[Aim of the task]
Scan the lines below; pull out those with "version".

::: Input records :::

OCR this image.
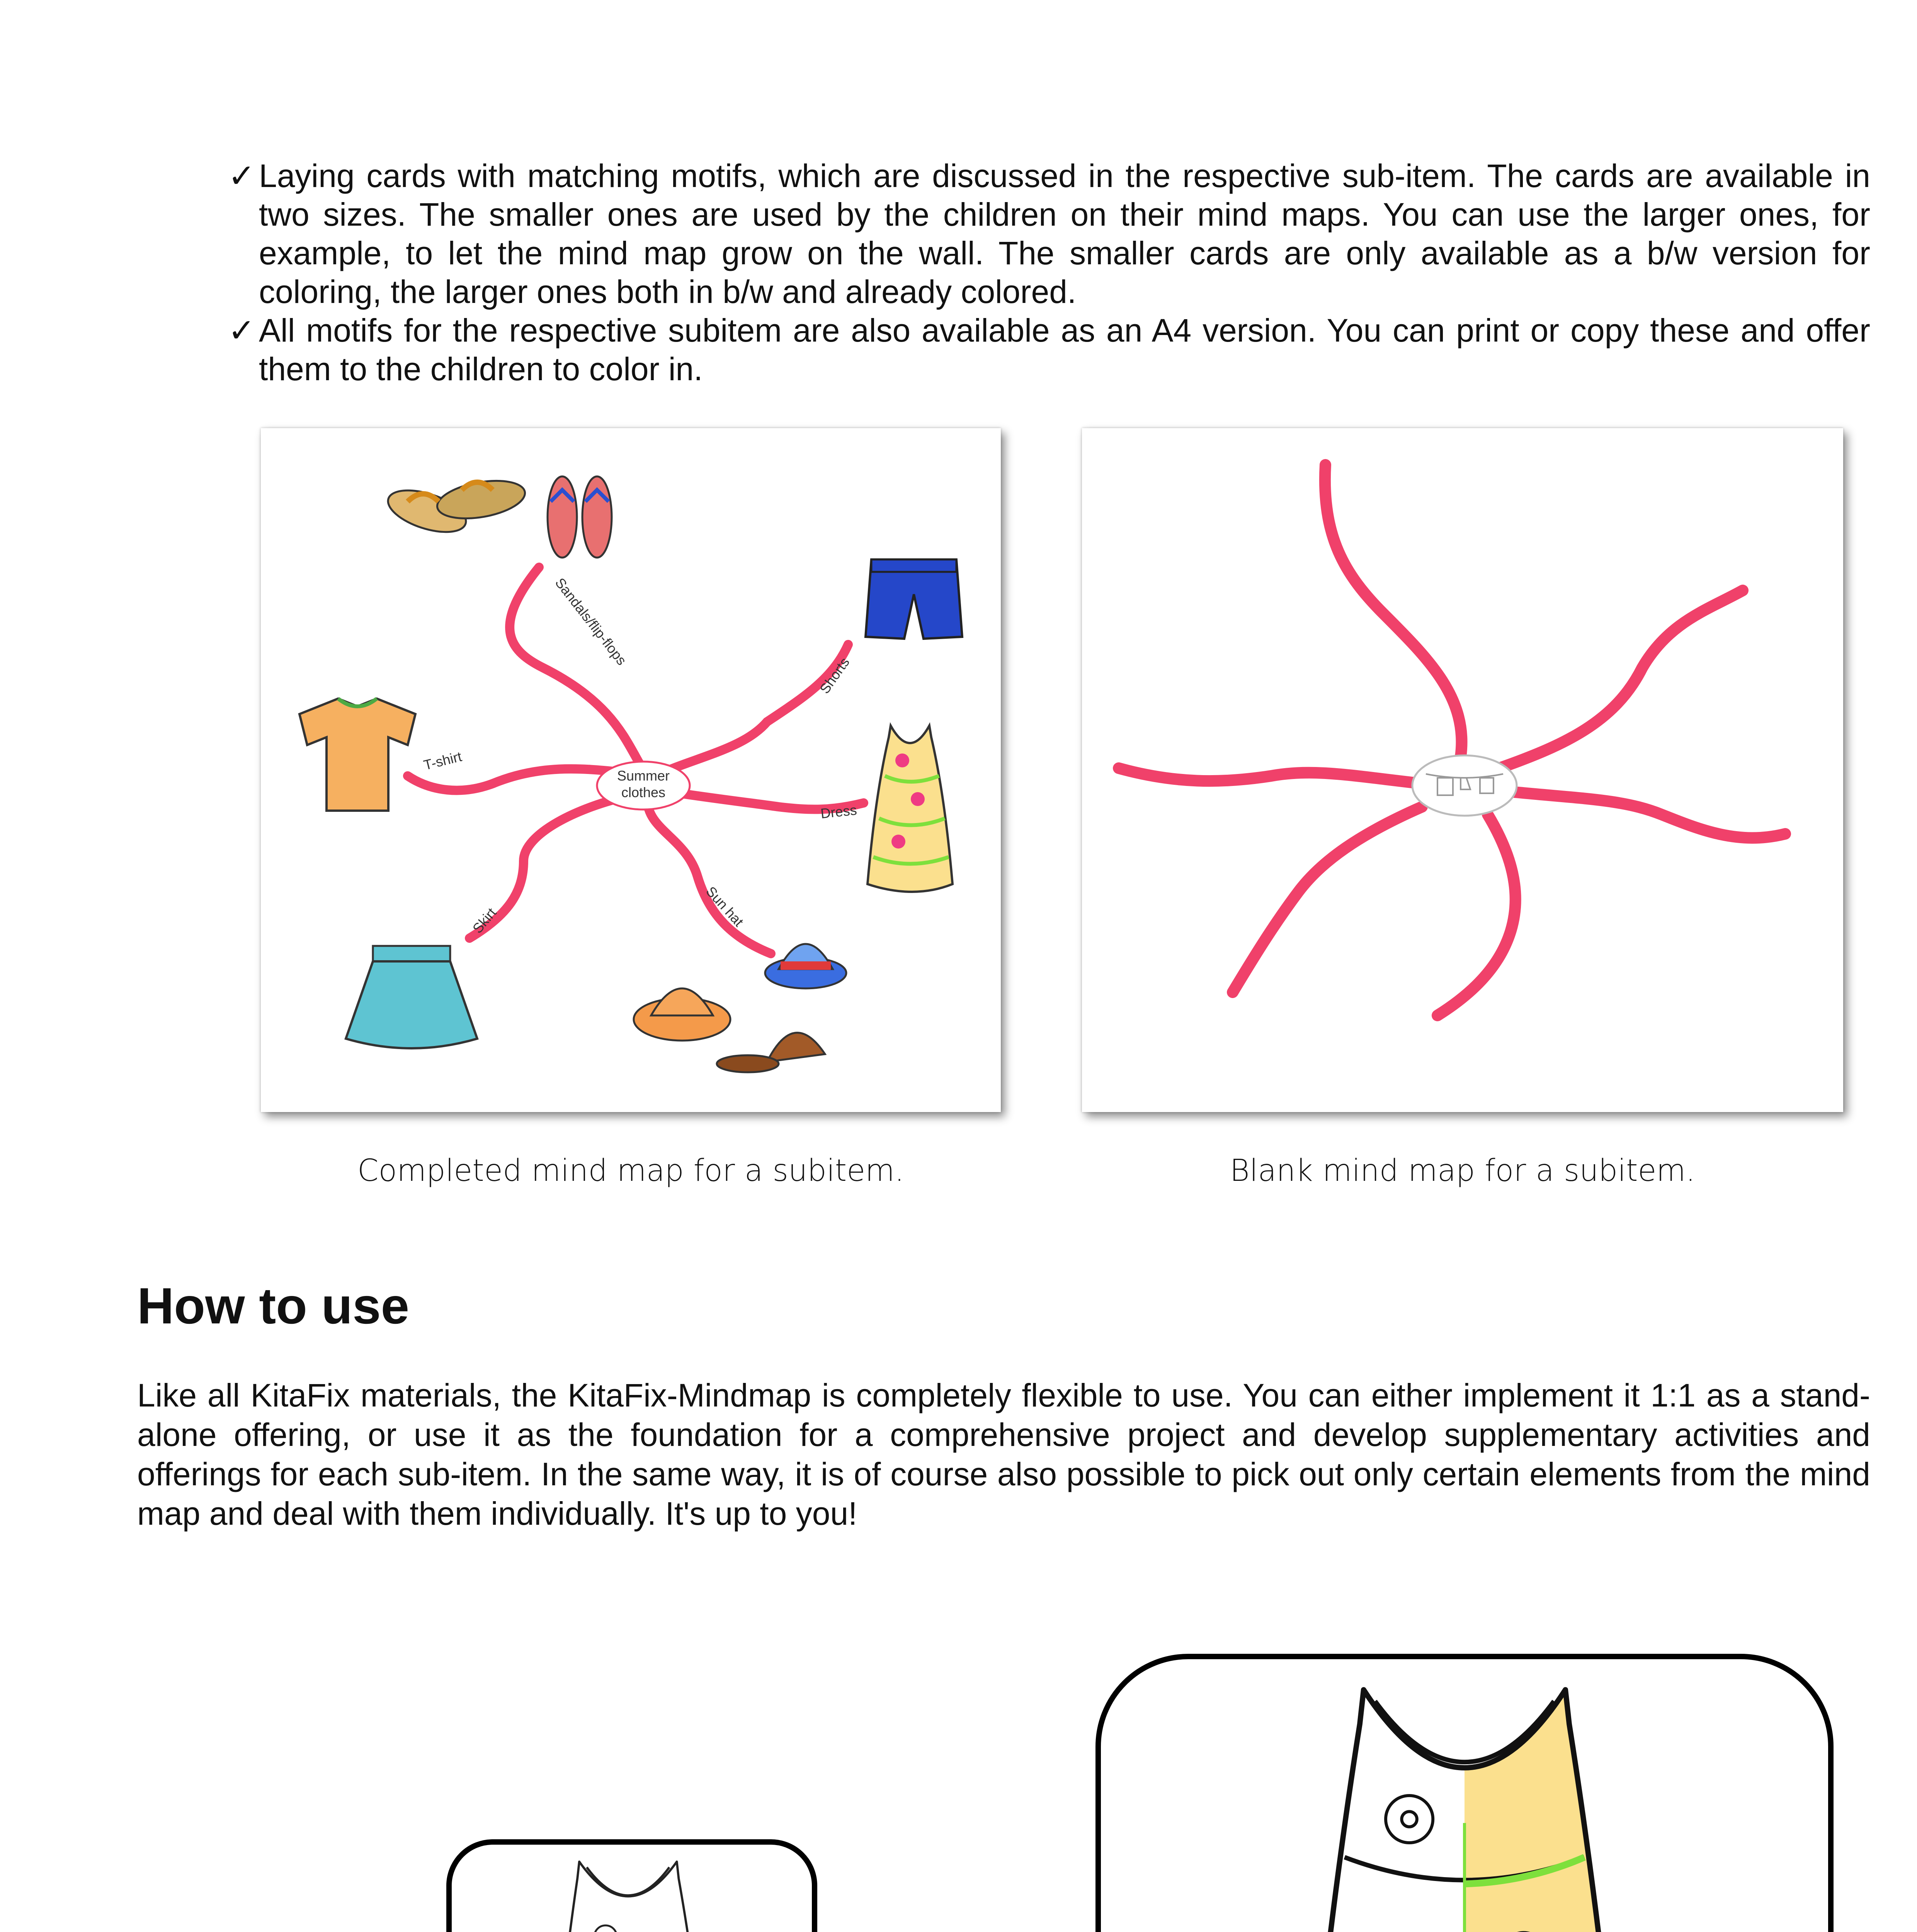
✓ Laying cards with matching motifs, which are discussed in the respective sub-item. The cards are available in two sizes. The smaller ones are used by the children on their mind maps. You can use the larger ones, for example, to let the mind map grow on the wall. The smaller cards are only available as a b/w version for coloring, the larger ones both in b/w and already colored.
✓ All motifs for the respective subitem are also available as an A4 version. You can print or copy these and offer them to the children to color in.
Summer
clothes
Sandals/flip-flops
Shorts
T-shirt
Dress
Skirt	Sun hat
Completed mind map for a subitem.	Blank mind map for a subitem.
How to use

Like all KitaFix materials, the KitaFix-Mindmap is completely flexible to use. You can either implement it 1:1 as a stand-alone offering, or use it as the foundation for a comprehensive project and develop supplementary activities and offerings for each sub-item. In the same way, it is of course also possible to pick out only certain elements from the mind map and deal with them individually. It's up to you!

:::

[Answer]
✓ Laying cards with matching motifs, which are discussed in the respective sub-item. The cards are available in two sizes. The smaller ones are used by the children on their mind maps. You can use the larger ones, for example, to let the mind map grow on the wall. The smaller cards are only available as a b/w version for coloring, the larger ones both in b/w and already colored.
✓ All motifs for the respective subitem are also available as an A4 version. You can print or copy these and offer them to the children to color in.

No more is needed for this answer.